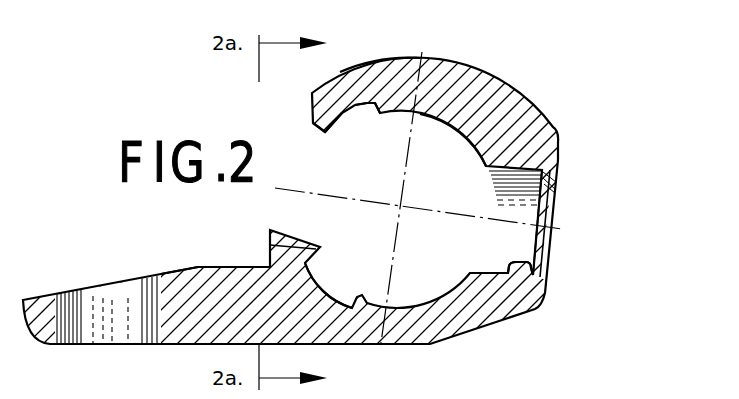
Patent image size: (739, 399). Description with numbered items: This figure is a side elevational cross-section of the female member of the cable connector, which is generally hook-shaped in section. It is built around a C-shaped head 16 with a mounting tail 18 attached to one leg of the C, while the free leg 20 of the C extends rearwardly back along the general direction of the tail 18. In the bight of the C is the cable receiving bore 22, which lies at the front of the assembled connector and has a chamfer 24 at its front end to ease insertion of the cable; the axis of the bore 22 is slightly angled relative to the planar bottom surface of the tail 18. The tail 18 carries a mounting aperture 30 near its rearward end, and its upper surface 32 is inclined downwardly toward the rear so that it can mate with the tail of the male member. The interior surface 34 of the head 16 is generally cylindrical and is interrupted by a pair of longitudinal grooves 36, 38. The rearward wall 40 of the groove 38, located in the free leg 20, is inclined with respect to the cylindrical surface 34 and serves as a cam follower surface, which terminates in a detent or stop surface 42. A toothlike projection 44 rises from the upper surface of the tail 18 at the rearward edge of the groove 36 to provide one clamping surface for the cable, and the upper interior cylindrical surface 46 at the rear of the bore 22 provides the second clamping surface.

The C-shaped head 16 is at (510, 80).
The mounting tail 18 is at (178, 346).
The free leg 20 is at (371, 61).
The cable receiving bore 22 is at (538, 272).
The chamfer 24 is at (553, 192).
The mounting aperture 30 is at (152, 310).
The upper surface of the tail portion 32 is at (170, 268).
The interior surface 34 is at (473, 145).
The longitudinal groove 36 is at (330, 288).
The longitudinal groove 38 is at (368, 106).
The rearward wall 40 is at (340, 122).
The detent or stop surface 42 is at (320, 130).
The toothlike projection 44 is at (282, 232).
The upper interior cylindrical surface 46 is at (488, 170).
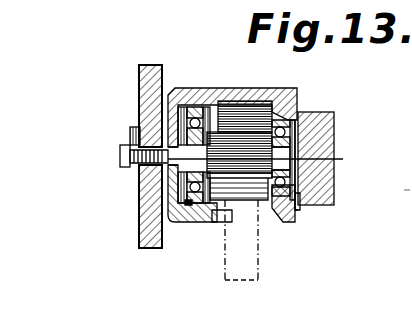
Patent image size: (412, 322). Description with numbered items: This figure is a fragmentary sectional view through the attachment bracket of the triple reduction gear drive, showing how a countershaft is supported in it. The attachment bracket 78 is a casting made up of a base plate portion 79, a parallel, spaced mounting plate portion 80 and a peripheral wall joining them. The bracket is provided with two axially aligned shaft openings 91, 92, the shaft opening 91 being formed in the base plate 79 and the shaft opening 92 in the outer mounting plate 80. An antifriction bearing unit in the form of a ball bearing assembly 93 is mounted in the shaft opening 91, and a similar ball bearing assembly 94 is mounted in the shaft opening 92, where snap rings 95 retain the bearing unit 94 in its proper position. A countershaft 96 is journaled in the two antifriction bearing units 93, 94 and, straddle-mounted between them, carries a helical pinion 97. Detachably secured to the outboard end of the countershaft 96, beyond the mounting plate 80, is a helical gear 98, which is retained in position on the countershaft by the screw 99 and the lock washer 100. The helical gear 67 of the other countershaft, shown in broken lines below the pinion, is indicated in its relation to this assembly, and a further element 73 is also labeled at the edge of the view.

The plate 98 is at (145, 64).
The nut 100 is at (129, 130).
The bolt 99 is at (119, 153).
The housing 78 is at (245, 83).
The bearing race 92 is at (186, 105).
The ball bearing 94 is at (205, 105).
The block 91 is at (298, 106).
The gear 97 is at (247, 172).
The shaft 96 is at (265, 160).
The nut 79 is at (285, 223).
The washer 93 is at (299, 212).
The housing lower wall 80 is at (189, 223).
The retainer 95 is at (209, 222).
The shaft 67 is at (260, 272).
The member 73 is at (407, 191).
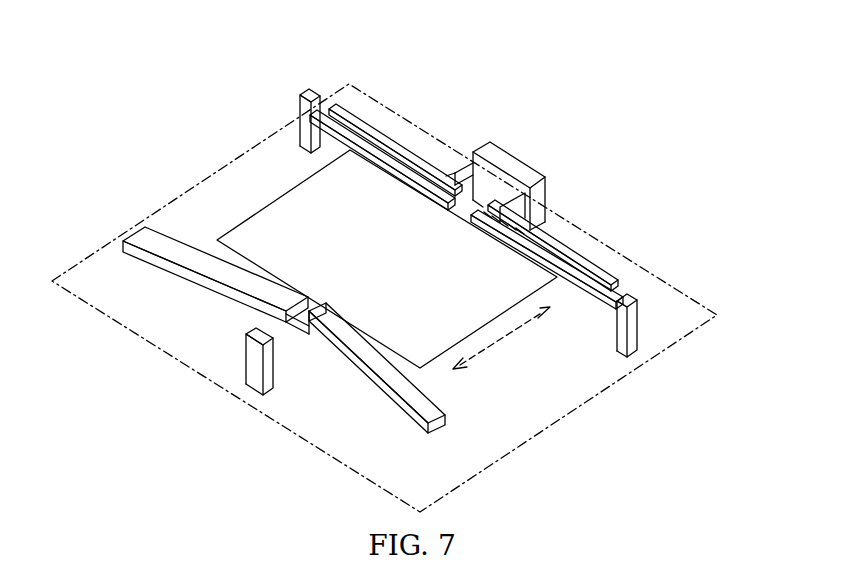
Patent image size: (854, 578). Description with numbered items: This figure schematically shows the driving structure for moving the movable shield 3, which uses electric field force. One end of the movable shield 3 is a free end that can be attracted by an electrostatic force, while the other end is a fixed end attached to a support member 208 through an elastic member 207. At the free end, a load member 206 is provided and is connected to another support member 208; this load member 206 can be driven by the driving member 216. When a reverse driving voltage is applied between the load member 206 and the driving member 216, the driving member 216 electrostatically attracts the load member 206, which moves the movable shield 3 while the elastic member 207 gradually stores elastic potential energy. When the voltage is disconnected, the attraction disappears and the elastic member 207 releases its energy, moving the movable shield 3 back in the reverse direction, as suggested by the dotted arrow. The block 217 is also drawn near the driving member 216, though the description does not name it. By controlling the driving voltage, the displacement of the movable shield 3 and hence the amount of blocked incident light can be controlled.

The movable shield 3 is at (400, 285).
The load member 206 is at (572, 266).
The elastic member 207 is at (418, 400).
The support member 208 is at (306, 121).
The driving member 216 is at (377, 134).
The slider block 217 is at (510, 162).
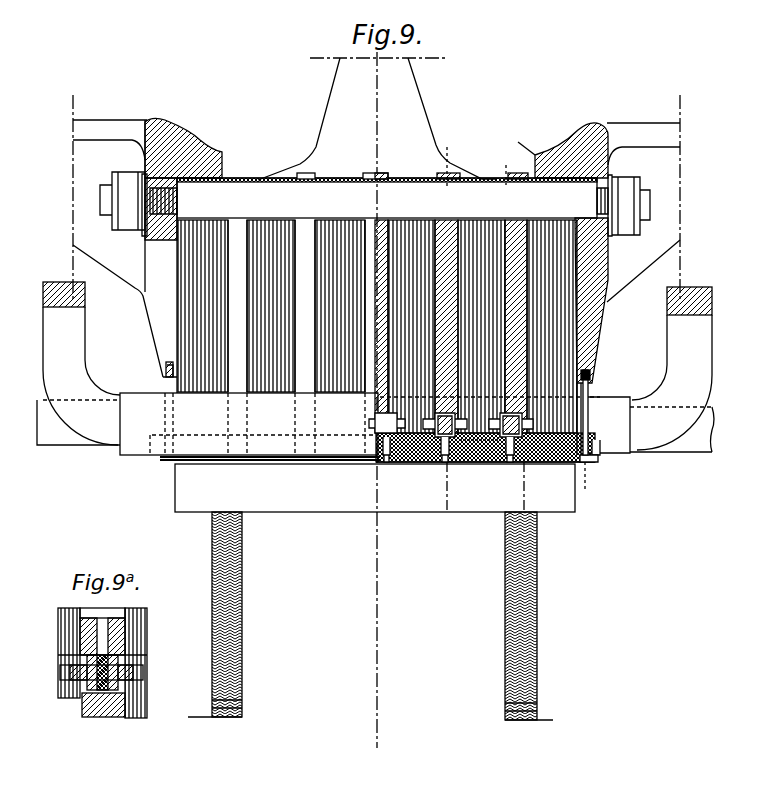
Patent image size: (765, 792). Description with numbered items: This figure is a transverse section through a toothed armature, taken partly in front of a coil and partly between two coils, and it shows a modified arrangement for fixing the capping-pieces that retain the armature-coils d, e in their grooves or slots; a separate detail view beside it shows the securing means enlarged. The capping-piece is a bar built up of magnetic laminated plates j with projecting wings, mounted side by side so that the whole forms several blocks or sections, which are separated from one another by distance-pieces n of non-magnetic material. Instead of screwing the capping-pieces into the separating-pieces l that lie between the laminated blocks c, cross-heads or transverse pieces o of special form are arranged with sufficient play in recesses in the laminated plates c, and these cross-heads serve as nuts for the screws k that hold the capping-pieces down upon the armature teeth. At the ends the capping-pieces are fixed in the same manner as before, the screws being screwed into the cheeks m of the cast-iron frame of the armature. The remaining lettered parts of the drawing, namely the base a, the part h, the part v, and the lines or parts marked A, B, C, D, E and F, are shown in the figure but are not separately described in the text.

The base pedestal a is at (375, 592).
The laminated blocks c is at (271, 306).
The armature-coil d is at (375, 367).
The armature-coil e is at (375, 408).
The packing ring h is at (392, 462).
The magnetic laminated plates j is at (490, 462).
The screws k is at (460, 462).
The separating-pieces l is at (487, 326).
The cheeks m is at (376, 286).
The distance-pieces n is at (570, 462).
The cross-heads o is at (376, 420).
The valve v is at (598, 462).
The control rod A is at (583, 401).
The valve seat line B is at (589, 478).
The top plate C is at (387, 186).
The axis line D is at (436, 487).
The packing strip E is at (518, 163).
The axis line F is at (528, 487).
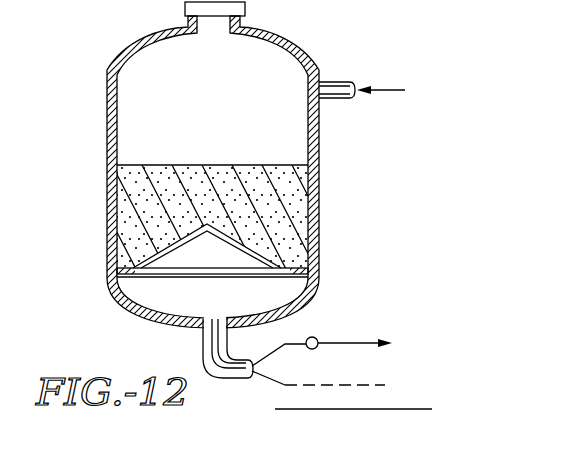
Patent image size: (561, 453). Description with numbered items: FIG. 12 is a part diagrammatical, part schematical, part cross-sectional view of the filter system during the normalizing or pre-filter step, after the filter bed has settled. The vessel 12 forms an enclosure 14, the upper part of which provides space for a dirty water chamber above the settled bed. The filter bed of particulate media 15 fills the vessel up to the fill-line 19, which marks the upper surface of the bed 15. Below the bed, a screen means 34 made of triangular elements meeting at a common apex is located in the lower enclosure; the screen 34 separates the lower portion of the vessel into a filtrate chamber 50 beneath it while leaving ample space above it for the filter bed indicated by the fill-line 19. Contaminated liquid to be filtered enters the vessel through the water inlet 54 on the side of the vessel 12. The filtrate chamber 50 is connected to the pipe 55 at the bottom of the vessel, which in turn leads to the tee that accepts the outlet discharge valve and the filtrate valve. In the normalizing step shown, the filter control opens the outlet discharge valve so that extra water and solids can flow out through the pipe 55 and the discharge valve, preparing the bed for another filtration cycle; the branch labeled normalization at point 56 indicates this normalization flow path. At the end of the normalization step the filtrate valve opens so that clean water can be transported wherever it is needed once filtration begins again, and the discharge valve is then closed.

The vessel 12 is at (318, 177).
The enclosure 14 is at (289, 134).
The bed of particulate material 15 is at (283, 220).
The fill-line 19 is at (219, 165).
The screen means 34 is at (309, 252).
The filtrate chamber 50 is at (285, 295).
The water inlet 54 is at (333, 82).
The pipe 55 is at (199, 348).
The normalization connection 56 is at (313, 350).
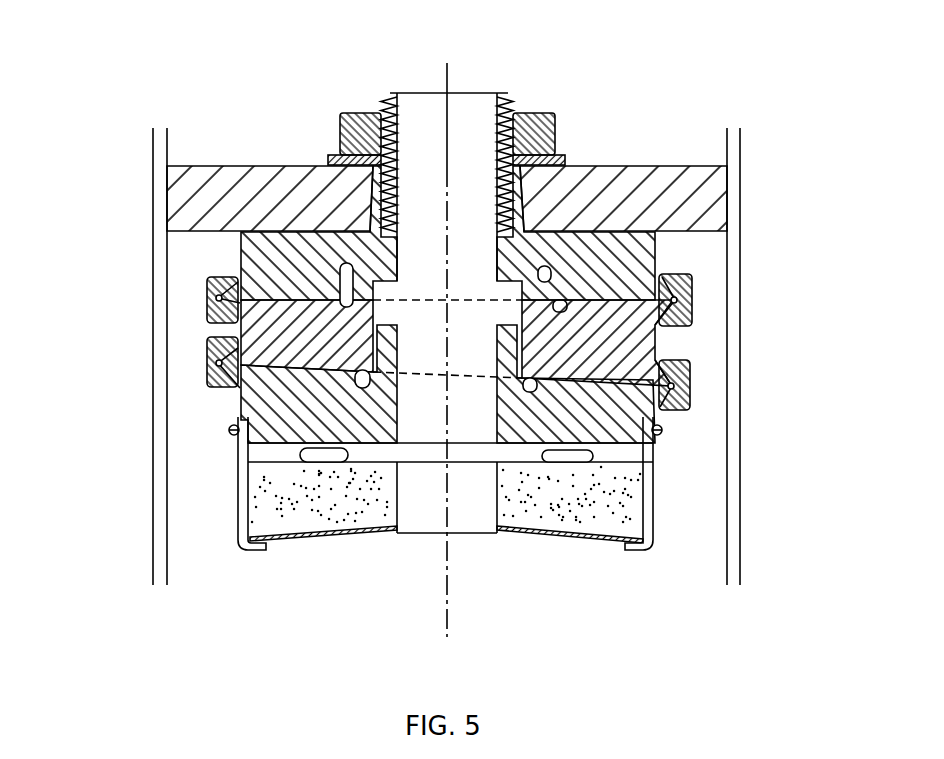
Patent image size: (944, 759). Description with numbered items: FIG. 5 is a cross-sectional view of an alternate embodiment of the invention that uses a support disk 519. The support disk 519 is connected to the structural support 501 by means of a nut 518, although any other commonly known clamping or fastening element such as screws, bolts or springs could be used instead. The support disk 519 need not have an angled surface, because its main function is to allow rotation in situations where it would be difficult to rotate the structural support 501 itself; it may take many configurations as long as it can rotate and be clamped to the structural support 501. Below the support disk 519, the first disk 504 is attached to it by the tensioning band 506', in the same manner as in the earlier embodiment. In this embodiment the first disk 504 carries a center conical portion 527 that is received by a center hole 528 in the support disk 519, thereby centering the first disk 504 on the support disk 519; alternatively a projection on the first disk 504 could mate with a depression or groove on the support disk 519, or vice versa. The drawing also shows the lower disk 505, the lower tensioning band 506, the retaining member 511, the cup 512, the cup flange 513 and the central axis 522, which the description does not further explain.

The structural support 501 is at (434, 156).
The center conical portion 527 is at (443, 276).
The nut 518 is at (515, 91).
The support disk 519 is at (240, 251).
The center hole 528 is at (256, 162).
The first disk 504 is at (660, 338).
The lower bushing 505 is at (240, 405).
The tensioning band 506' is at (531, 299).
The lower sealing ring 506 is at (528, 373).
The retaining disc 511 is at (565, 454).
The cup with granular fill 512 is at (446, 555).
The cup flange 513 is at (491, 530).
The centerline axis 522 is at (442, 625).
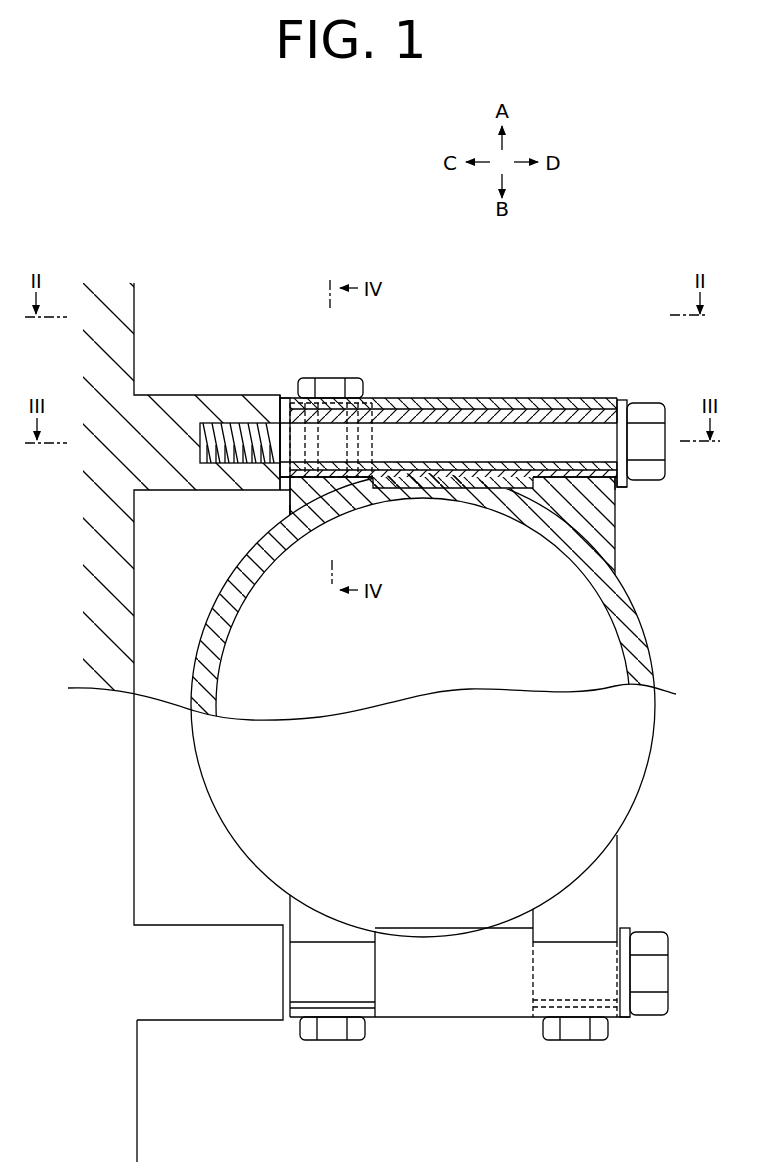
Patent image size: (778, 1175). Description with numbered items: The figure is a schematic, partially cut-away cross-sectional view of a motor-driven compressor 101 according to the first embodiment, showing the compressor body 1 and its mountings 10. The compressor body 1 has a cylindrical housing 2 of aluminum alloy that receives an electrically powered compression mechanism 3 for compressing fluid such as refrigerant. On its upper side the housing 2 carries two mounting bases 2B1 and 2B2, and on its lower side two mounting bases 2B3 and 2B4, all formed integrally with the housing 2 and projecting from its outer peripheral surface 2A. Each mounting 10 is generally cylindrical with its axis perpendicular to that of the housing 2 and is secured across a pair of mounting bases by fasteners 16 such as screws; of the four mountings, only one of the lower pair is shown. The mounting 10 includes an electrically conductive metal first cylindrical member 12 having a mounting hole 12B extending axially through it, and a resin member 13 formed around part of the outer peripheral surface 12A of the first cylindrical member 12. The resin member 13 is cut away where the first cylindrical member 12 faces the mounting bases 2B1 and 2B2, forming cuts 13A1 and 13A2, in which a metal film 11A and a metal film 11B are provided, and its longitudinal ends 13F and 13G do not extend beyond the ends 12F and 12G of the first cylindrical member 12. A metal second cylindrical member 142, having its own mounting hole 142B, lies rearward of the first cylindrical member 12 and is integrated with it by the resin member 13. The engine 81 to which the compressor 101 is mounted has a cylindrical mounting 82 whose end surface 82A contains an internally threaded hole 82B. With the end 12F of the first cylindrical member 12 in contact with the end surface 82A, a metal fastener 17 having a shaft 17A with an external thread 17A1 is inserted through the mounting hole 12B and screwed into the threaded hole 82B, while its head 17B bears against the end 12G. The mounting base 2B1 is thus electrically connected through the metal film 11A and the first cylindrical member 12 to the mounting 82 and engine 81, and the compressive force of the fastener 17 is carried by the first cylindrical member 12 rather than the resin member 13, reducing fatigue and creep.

The compressor body 1 is at (642, 791).
The housing 2 is at (644, 629).
The outer peripheral surface 2A is at (652, 676).
The mounting base 2B1 is at (288, 507).
The mounting base 2B2 is at (617, 551).
The mounting base 2B3 is at (290, 910).
The mounting base 2B4 is at (618, 905).
The compression mechanism 3 is at (224, 757).
The mounting 10 is at (628, 1022).
The metal film 11A is at (293, 520).
The metal film 11B is at (573, 480).
The first cylindrical member 12 is at (530, 398).
The outer peripheral surface 12A is at (480, 398).
The mounting hole 12B is at (576, 398).
The longitudinal end 12F is at (281, 490).
The longitudinal end 12G is at (632, 488).
The resin member 13 is at (437, 398).
The cut 13A1 is at (338, 478).
The cut 13A2 is at (544, 481).
The longitudinal end 13F is at (278, 405).
The longitudinal end 13G is at (617, 397).
The second cylindrical member 142 is at (340, 448).
The mounting hole 142B is at (410, 480).
The fastener 16 is at (350, 377).
The fastener 17 is at (667, 402).
The shaft 17A is at (622, 399).
The external thread 17A1 is at (215, 464).
The head 17B is at (667, 466).
The engine 81 is at (139, 1114).
The mounting 82 is at (158, 394).
The end surface 82A is at (283, 394).
The threaded hole 82B is at (198, 443).
The motor-driven compressor 101 is at (592, 257).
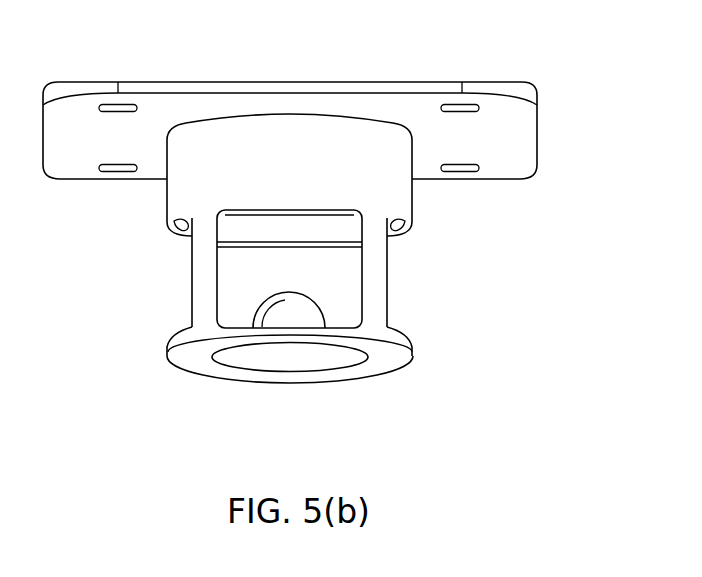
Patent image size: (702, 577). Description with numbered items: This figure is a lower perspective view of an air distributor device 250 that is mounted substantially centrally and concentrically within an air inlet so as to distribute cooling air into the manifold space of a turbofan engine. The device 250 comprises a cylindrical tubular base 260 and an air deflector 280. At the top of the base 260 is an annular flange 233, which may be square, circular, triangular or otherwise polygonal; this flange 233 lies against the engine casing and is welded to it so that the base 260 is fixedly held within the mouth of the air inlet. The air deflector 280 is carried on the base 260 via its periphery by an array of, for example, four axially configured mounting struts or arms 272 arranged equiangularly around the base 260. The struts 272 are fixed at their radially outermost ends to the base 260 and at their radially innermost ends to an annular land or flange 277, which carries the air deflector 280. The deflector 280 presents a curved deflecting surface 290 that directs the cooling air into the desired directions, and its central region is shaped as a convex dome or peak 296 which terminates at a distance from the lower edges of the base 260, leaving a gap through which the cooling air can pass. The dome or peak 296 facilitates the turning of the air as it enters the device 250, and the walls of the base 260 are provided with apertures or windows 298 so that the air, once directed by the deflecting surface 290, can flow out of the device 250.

The annular flange 233 is at (421, 87).
The cylindrical tubular base 260 is at (180, 194).
The mounting struts or arms 272 is at (378, 261).
The curved deflecting surface 290 is at (255, 326).
The air deflector 280 is at (313, 318).
The convex dome or peak 296 is at (292, 288).
The apertures or windows 298 is at (175, 256).
The annular land or flange 277 is at (198, 363).
The air distributor device 250 is at (446, 366).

Exercise objective — Print the records from the line containing "Patent image size: (412, 322)." through the line containing "The bolt 99 is at (119, 153).", both lines included, reproducing each line precisely as it stands.

Result —
Patent image size: (412, 322). Description with numbered items: This figure is a fragmentary sectional view through the attachment bracket of the triple reduction gear drive, showing how a countershaft is supported in it. The attachment bracket 78 is a casting made up of a base plate portion 79, a parallel, spaced mounting plate portion 80 and a peripheral wall joining them. The bracket is provided with two axially aligned shaft openings 91, 92, the shaft opening 91 being formed in the base plate 79 and the shaft opening 92 in the outer mounting plate 80. An antifriction bearing unit in the form of a ball bearing assembly 93 is mounted in the shaft opening 91, and a similar ball bearing assembly 94 is mounted in the shaft opening 92, where snap rings 95 retain the bearing unit 94 in its proper position. A countershaft 96 is journaled in the two antifriction bearing units 93, 94 and, straddle-mounted between them, carries a helical pinion 97. Detachably secured to the outboard end of the countershaft 96, beyond the mounting plate 80, is a helical gear 98, which is retained in position on the countershaft by the screw 99 and the lock washer 100. The helical gear 67 of the other countershaft, shown in broken lines below the pinion, is indicated in its relation to this assembly, and a further element 73 is also labeled at the edge of the view.

The plate 98 is at (145, 64).
The nut 100 is at (129, 130).
The bolt 99 is at (119, 153).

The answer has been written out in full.